**Task data**
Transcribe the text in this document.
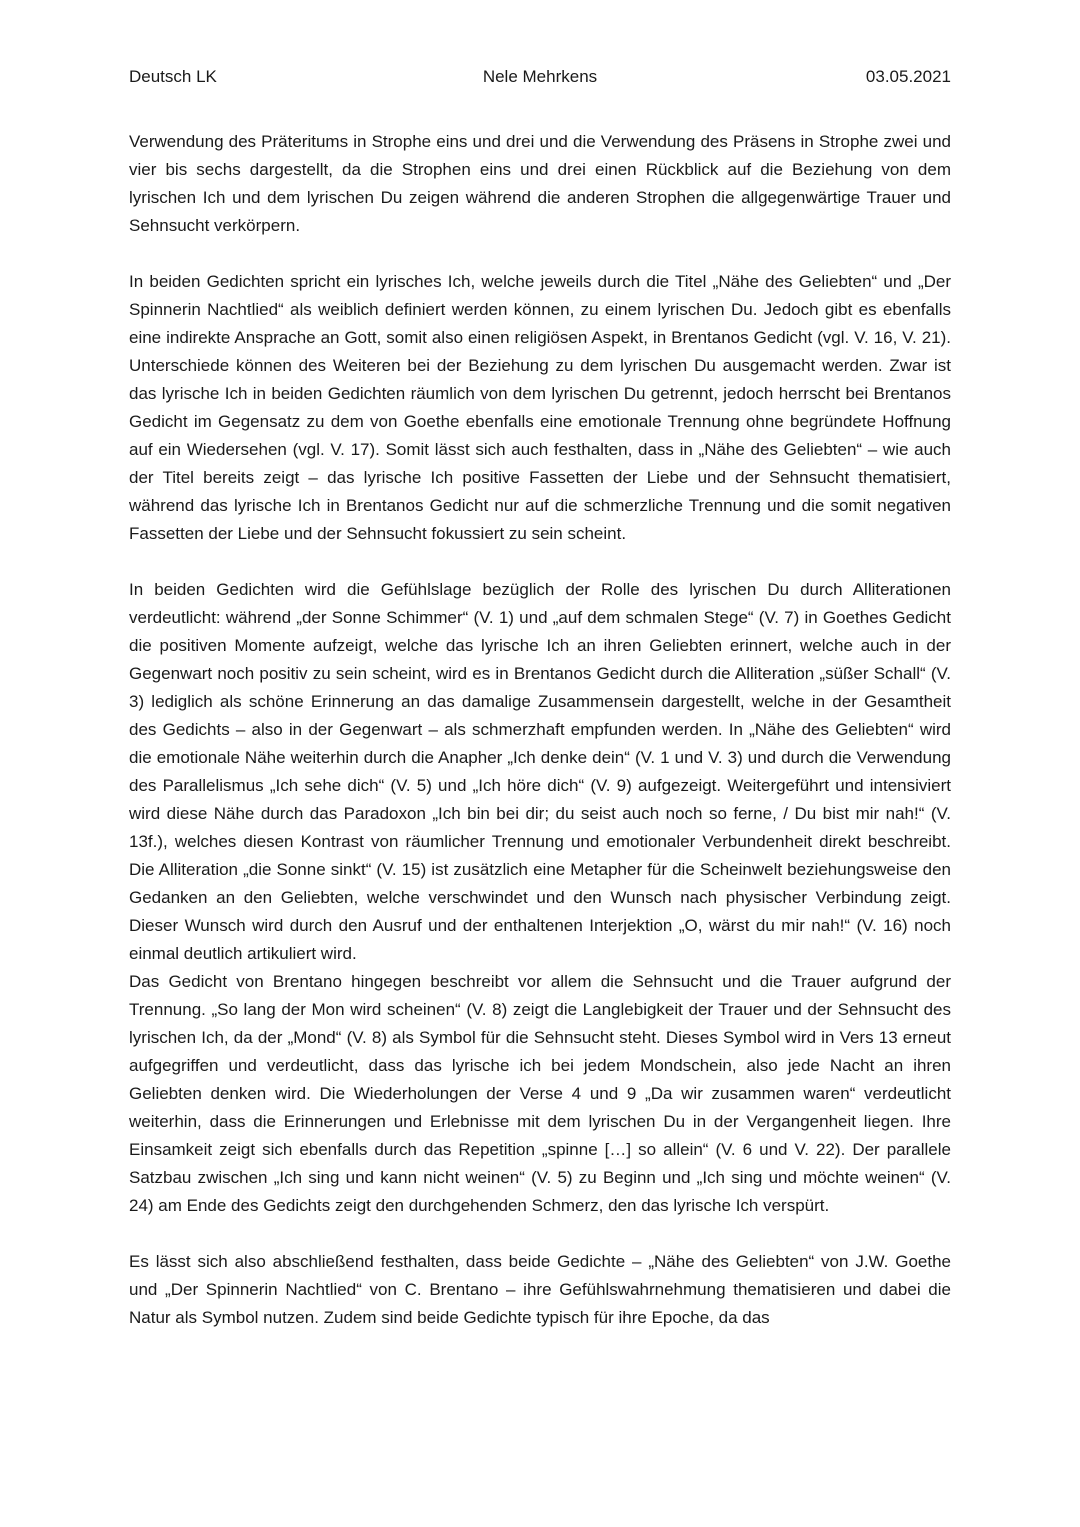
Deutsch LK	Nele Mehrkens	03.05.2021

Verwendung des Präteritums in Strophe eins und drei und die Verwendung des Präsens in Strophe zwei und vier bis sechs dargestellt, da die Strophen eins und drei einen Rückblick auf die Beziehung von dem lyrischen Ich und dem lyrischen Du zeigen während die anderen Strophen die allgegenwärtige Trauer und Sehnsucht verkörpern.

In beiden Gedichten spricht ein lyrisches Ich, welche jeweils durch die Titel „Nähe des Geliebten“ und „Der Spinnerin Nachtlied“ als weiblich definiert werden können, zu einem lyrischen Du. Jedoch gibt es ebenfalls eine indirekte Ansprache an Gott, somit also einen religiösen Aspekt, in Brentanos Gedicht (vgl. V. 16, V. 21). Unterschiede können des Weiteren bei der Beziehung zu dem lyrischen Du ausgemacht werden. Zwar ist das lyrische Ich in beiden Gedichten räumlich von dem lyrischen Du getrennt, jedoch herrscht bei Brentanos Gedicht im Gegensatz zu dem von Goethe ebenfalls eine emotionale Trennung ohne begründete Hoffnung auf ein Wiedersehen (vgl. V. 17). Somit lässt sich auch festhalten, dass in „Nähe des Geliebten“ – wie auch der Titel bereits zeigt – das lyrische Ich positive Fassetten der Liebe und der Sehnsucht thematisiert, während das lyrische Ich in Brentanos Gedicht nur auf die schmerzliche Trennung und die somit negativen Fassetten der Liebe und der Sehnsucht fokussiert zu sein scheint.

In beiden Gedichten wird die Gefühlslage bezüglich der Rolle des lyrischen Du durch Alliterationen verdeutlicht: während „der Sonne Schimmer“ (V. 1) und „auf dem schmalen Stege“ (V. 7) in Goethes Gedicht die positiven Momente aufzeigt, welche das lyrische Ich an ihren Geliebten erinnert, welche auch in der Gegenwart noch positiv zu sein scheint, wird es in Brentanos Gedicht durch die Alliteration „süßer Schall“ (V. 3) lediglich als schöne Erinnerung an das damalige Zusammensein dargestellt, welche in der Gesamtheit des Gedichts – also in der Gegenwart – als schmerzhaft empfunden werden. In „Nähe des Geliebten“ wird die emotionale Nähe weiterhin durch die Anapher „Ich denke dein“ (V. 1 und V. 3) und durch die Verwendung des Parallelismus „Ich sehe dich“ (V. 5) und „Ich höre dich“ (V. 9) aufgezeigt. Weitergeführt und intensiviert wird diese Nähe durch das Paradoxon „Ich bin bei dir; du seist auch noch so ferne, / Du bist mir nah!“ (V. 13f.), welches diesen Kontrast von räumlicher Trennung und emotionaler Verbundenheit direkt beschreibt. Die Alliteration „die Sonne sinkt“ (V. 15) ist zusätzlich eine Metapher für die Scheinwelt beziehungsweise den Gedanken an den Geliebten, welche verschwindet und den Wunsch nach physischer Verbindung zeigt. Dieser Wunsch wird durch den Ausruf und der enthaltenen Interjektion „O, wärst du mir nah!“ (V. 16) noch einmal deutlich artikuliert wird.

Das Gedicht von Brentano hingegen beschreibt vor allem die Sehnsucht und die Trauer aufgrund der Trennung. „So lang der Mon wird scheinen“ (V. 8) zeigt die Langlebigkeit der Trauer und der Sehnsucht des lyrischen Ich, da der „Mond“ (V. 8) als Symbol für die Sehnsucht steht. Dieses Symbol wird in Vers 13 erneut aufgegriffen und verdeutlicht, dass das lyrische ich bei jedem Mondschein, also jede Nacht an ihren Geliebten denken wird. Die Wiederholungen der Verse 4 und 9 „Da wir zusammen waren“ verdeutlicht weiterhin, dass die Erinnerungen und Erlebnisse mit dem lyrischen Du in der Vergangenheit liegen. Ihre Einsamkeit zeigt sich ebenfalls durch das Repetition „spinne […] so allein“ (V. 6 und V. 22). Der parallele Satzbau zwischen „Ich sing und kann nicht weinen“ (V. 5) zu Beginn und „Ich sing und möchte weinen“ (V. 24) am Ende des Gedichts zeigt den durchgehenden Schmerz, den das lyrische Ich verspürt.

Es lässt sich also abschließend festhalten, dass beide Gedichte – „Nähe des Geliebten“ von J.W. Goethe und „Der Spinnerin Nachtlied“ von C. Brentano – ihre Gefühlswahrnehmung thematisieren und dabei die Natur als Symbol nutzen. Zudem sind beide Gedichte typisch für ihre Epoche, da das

---

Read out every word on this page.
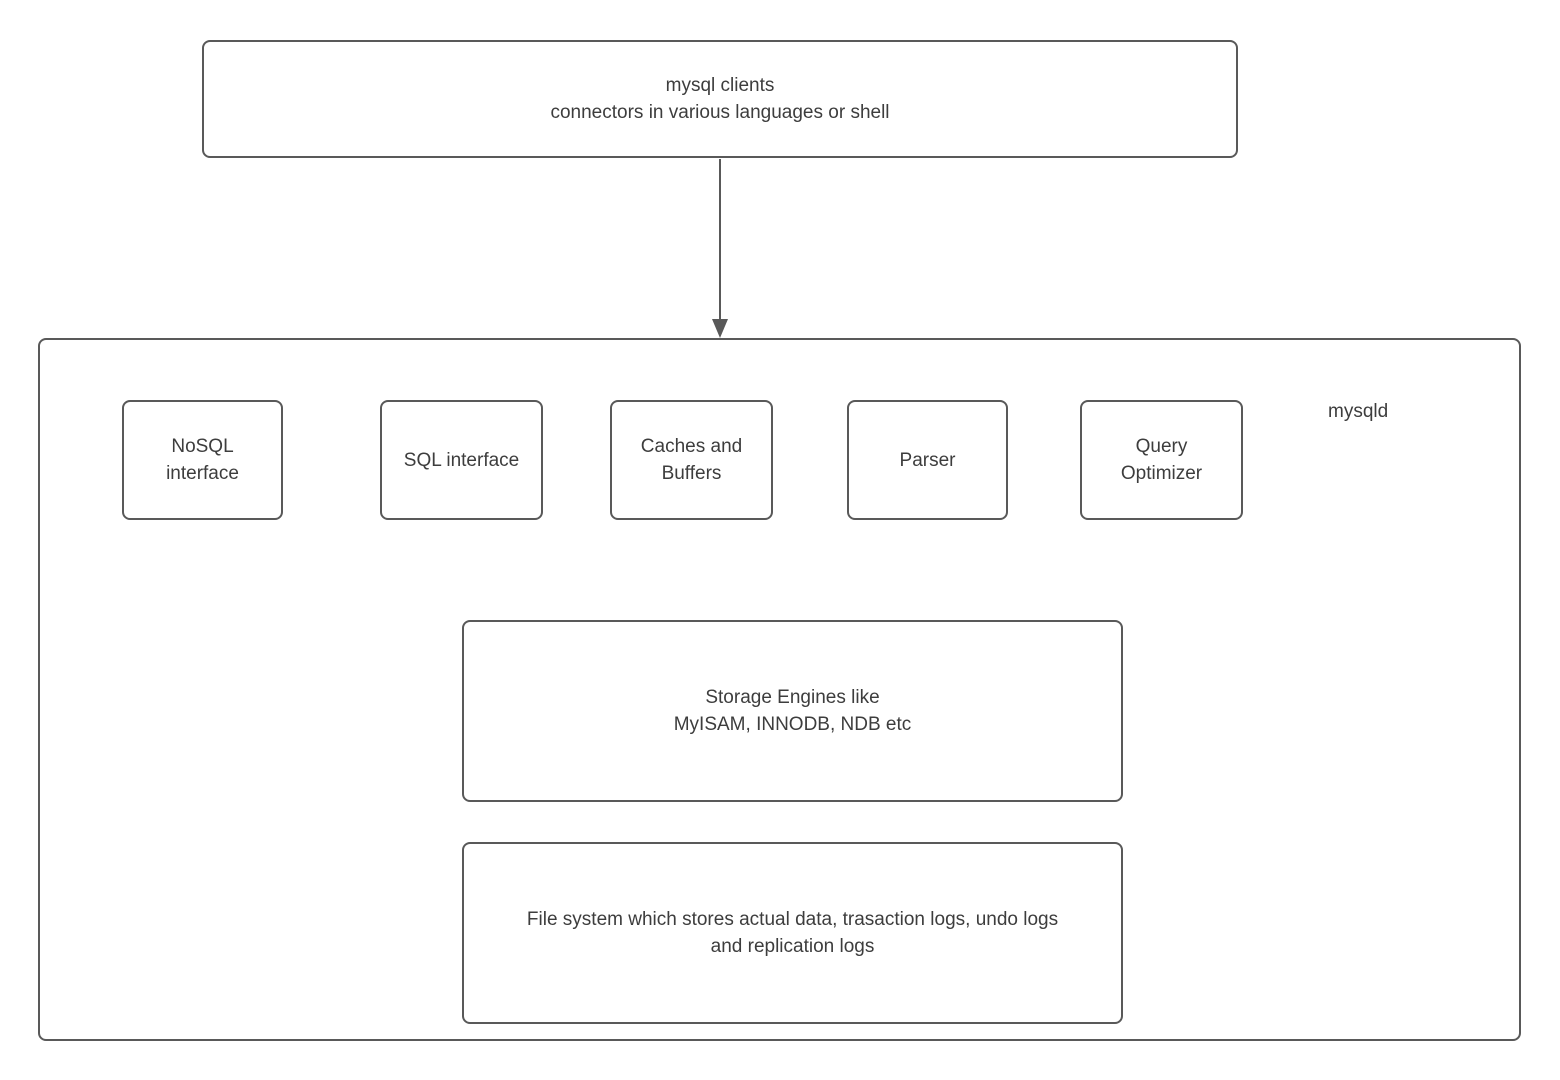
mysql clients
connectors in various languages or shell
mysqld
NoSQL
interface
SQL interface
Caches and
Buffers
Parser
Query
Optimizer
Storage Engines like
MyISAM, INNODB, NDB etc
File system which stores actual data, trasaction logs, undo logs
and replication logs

---

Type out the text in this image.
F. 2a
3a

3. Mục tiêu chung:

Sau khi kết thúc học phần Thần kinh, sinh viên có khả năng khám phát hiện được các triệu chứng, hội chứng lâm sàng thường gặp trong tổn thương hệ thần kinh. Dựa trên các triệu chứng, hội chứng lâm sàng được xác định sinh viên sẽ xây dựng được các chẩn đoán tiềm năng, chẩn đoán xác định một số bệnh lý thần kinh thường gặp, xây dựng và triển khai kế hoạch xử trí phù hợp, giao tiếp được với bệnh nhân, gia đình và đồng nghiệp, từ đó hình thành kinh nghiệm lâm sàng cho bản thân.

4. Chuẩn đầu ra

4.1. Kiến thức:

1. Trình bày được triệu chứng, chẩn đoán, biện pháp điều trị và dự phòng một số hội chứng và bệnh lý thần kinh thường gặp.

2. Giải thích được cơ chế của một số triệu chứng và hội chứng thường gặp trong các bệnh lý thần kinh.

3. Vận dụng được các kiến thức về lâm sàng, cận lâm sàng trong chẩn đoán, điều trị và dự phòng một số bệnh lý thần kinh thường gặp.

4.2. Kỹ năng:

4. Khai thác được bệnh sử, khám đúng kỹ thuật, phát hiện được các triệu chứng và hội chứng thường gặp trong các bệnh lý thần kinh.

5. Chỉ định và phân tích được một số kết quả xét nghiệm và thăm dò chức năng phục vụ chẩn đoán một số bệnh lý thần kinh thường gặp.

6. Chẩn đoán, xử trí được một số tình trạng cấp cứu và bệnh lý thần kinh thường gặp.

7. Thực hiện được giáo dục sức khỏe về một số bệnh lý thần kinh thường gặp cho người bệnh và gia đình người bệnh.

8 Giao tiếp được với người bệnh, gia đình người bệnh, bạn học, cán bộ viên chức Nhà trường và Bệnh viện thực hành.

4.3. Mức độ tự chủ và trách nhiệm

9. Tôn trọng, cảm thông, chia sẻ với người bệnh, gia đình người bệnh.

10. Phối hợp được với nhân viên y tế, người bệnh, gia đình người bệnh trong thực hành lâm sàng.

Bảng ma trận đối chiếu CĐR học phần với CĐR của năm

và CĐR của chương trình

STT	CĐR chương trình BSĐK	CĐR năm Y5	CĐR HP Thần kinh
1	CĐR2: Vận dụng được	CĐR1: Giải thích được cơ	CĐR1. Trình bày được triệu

**Directions**
List all lines above in which the string "tiếp" appears.

**Exercise output**
Sau khi kết thúc học phần Thần kinh, sinh viên có khả năng khám phát hiện được các triệu chứng, hội chứng lâm sàng thường gặp trong tổn thương hệ thần kinh. Dựa trên các triệu chứng, hội chứng lâm sàng được xác định sinh viên sẽ xây dựng được các chẩn đoán tiềm năng, chẩn đoán xác định một số bệnh lý thần kinh thường gặp, xây dựng và triển khai kế hoạch xử trí phù hợp, giao tiếp được với bệnh nhân, gia đình và đồng nghiệp, từ đó hình thành kinh nghiệm lâm sàng cho bản thân.
8 Giao tiếp được với người bệnh, gia đình người bệnh, bạn học, cán bộ viên chức Nhà trường và Bệnh viện thực hành.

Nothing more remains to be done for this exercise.